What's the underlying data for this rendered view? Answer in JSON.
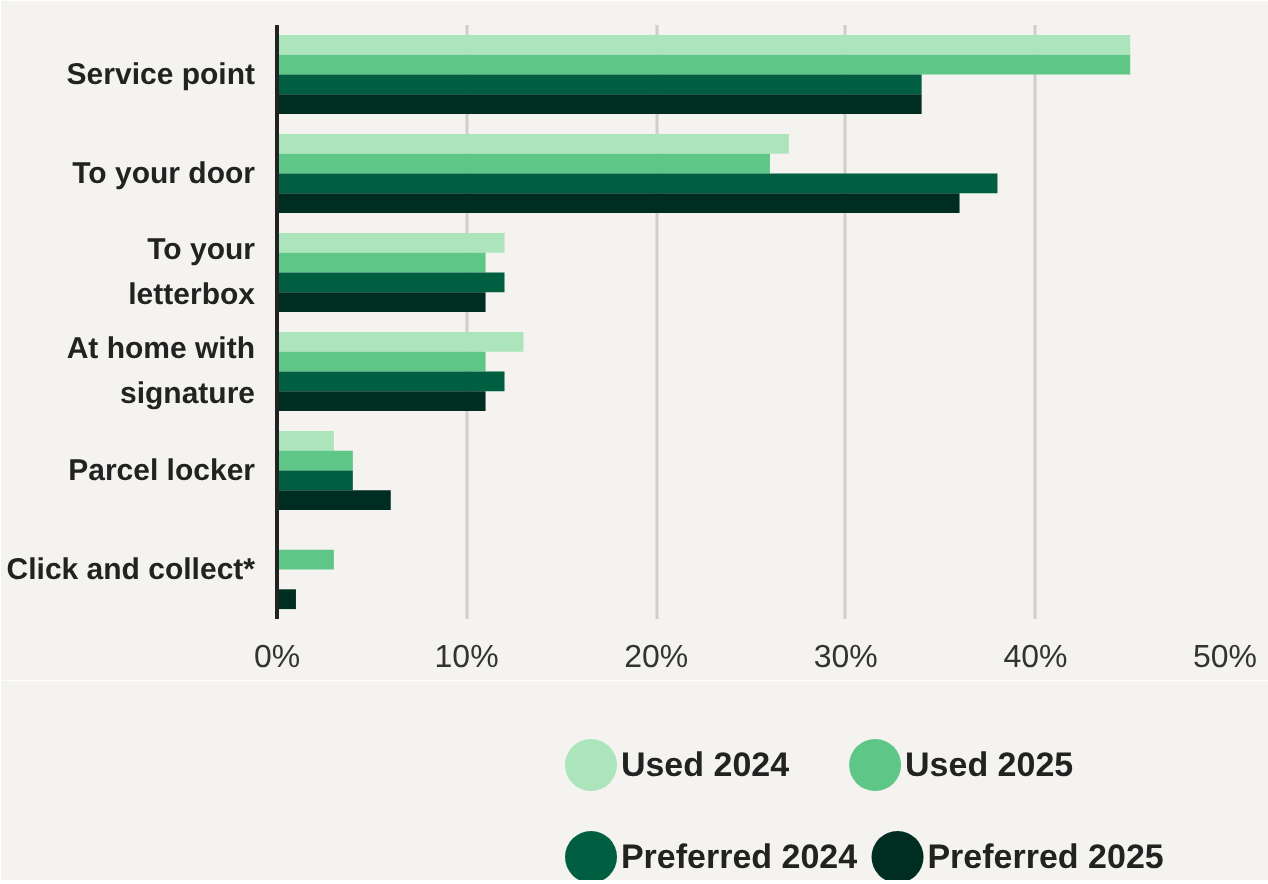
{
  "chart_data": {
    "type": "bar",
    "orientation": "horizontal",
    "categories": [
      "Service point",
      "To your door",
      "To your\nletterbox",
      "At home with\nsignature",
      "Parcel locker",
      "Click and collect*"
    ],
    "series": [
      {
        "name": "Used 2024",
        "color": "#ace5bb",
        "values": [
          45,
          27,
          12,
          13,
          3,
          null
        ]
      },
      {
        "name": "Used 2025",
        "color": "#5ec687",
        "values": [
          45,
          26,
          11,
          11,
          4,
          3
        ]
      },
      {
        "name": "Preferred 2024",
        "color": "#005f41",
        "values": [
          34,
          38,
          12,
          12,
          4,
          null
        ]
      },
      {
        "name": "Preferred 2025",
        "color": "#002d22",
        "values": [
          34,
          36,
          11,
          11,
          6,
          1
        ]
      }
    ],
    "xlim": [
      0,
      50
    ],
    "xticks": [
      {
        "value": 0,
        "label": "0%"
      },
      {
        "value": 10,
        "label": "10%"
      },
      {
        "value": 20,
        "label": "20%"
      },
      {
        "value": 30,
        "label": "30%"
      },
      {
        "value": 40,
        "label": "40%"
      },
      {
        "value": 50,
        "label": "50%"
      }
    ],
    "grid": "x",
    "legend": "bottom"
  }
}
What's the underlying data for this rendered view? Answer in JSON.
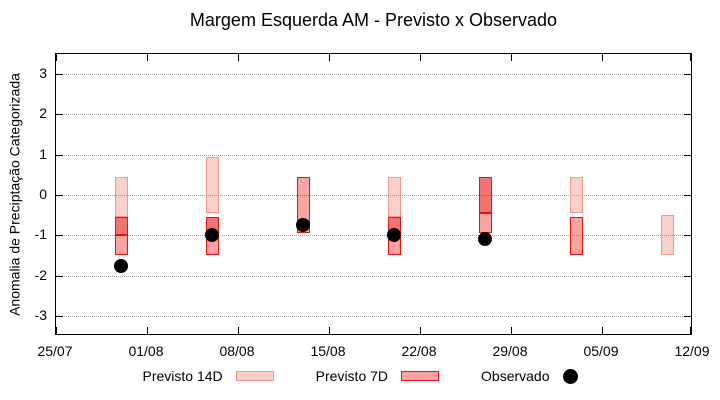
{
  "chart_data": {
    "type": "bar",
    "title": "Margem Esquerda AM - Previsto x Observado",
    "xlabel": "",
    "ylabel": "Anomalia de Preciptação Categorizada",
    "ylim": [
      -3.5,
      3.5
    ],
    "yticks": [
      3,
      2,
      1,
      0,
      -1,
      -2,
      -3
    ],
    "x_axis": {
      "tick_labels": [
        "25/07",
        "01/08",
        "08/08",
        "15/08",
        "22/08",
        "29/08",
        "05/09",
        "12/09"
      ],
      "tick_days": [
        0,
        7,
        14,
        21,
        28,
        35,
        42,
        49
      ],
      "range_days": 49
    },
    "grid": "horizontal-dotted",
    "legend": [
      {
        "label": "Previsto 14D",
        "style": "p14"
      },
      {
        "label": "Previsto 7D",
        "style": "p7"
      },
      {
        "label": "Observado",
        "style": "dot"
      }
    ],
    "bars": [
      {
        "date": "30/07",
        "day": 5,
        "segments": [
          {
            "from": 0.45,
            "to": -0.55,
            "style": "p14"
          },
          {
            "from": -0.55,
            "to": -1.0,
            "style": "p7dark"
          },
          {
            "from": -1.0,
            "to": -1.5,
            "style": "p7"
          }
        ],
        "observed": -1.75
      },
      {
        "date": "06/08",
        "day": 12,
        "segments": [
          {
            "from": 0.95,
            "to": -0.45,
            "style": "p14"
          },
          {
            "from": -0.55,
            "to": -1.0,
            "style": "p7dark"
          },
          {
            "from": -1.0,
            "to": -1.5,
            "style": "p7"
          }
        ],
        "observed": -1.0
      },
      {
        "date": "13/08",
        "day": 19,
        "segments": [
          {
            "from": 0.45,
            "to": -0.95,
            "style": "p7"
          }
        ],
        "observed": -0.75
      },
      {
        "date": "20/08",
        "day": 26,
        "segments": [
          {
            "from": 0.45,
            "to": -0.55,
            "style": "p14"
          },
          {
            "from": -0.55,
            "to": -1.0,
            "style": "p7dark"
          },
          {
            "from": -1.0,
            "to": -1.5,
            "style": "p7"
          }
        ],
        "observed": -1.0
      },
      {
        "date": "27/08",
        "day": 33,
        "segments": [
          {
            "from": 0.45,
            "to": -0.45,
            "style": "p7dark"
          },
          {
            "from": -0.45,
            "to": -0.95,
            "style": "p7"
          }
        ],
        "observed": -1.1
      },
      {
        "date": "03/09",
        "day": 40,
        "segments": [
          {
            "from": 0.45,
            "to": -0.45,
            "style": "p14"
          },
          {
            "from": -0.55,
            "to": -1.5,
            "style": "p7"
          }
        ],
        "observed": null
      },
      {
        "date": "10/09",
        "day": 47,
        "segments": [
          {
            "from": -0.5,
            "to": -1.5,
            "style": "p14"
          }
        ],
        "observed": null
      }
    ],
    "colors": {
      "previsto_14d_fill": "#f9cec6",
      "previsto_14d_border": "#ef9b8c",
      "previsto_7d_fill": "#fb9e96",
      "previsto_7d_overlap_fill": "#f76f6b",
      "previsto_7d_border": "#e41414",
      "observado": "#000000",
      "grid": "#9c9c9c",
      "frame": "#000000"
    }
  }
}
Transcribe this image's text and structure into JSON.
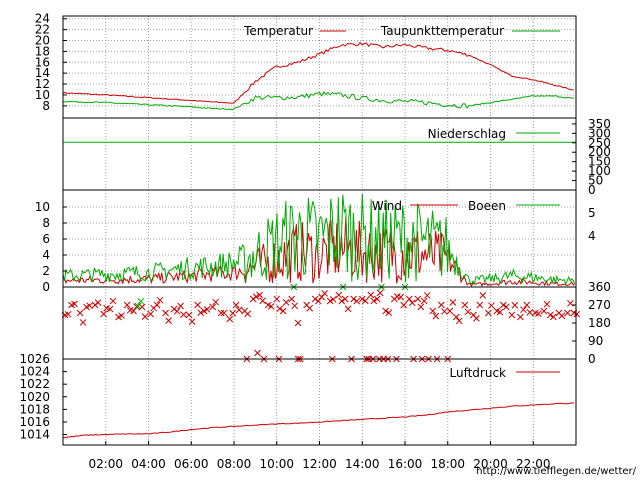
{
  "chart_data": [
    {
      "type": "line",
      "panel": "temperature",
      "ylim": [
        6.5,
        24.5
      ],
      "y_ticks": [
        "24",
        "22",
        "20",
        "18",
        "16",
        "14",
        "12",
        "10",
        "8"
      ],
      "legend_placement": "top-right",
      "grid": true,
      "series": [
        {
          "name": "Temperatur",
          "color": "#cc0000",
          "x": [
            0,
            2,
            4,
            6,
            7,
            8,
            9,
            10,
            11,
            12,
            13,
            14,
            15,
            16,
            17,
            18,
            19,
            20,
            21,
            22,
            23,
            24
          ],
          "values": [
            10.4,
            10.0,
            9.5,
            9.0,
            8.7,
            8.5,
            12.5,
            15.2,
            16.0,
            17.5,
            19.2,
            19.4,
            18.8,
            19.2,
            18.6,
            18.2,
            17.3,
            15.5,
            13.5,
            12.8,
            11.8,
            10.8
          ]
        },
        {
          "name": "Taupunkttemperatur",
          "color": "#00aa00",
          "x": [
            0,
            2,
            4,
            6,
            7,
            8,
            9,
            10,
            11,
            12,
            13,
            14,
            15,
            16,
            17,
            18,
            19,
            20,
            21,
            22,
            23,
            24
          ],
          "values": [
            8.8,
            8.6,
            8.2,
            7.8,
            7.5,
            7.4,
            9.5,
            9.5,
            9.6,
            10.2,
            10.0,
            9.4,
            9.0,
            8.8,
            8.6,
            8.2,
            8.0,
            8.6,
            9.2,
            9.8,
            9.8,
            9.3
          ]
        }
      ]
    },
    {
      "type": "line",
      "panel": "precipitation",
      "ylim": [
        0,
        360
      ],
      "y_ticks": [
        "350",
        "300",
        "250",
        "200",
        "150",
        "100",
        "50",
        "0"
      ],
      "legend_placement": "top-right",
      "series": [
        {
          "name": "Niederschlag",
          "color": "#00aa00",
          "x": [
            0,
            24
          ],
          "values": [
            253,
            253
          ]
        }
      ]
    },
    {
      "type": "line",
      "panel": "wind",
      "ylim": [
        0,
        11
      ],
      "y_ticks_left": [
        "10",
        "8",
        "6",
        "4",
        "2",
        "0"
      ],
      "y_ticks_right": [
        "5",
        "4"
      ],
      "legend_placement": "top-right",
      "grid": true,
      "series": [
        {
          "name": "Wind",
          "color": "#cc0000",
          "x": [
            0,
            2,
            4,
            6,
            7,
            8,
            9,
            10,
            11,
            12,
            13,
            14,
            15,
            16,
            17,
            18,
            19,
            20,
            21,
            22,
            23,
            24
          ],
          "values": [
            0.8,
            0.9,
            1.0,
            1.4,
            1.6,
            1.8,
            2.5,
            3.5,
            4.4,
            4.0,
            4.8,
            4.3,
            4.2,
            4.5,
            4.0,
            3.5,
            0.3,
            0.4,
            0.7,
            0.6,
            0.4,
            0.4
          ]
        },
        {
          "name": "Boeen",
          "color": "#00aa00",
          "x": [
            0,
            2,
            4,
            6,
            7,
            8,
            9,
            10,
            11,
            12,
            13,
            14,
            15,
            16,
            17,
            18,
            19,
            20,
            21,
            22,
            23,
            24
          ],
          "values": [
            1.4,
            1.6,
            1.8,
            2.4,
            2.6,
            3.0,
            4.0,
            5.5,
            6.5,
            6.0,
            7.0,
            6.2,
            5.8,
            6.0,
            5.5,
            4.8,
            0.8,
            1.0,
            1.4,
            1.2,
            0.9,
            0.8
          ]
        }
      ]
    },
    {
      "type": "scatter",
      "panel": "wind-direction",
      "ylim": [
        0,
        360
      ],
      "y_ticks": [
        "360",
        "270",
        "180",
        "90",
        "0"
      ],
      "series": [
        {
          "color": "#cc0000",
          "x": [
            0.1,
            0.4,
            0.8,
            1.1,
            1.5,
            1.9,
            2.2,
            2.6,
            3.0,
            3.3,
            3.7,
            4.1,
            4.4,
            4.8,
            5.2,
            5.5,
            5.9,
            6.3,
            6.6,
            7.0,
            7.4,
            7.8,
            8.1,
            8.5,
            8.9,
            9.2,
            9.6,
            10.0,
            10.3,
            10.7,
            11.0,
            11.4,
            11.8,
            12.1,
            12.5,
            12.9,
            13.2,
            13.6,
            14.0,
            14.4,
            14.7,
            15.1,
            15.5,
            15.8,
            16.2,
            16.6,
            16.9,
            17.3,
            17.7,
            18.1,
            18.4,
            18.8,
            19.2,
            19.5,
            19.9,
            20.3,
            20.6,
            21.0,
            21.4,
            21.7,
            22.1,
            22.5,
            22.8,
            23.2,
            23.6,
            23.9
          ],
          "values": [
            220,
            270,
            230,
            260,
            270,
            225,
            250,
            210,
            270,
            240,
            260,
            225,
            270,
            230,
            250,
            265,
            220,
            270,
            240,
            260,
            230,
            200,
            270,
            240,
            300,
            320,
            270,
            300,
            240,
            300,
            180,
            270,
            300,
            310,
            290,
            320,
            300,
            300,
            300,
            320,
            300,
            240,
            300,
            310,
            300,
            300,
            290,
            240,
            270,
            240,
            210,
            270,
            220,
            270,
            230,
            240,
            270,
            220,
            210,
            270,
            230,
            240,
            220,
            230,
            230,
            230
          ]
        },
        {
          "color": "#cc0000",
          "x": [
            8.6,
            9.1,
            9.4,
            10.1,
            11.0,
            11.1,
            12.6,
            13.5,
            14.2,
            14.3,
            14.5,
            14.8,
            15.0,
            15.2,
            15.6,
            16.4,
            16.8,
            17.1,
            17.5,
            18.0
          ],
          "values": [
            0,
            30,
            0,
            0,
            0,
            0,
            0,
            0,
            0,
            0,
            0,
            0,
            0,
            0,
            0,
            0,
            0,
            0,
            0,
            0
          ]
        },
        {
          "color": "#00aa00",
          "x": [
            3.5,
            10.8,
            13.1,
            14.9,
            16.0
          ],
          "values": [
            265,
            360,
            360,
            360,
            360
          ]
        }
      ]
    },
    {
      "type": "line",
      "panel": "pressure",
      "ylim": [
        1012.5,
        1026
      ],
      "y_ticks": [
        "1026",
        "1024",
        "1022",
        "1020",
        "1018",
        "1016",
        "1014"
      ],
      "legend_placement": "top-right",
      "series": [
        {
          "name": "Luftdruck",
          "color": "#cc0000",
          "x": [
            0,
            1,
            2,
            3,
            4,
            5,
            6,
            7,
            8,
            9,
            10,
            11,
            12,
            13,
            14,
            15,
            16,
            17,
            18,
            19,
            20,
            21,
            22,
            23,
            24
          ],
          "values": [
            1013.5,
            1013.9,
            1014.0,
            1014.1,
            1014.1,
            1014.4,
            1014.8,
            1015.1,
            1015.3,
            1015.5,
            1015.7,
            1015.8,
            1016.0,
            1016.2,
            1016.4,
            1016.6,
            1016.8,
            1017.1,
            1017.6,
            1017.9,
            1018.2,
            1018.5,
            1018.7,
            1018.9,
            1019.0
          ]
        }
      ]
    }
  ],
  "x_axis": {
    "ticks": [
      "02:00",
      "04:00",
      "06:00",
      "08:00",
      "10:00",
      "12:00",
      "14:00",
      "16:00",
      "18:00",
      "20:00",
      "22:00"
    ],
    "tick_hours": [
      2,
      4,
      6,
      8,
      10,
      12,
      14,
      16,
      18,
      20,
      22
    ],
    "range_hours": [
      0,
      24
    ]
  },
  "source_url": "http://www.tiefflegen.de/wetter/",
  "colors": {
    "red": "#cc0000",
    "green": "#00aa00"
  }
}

------------------------------------------------------------

* **Task brief**:
Locate and copy each line in the data above that includes the word "name".

* **Reply to the task**:
        "name": "Used 2024",
        "name": "Used 2025",
        "name": "Preferred 2024",
        "name": "Preferred 2025",
          "name": "Temperatur",
          "name": "Taupunkttemperatur",
          "name": "Niederschlag",
          "name": "Wind",
          "name": "Boeen",
          "name": "Luftdruck",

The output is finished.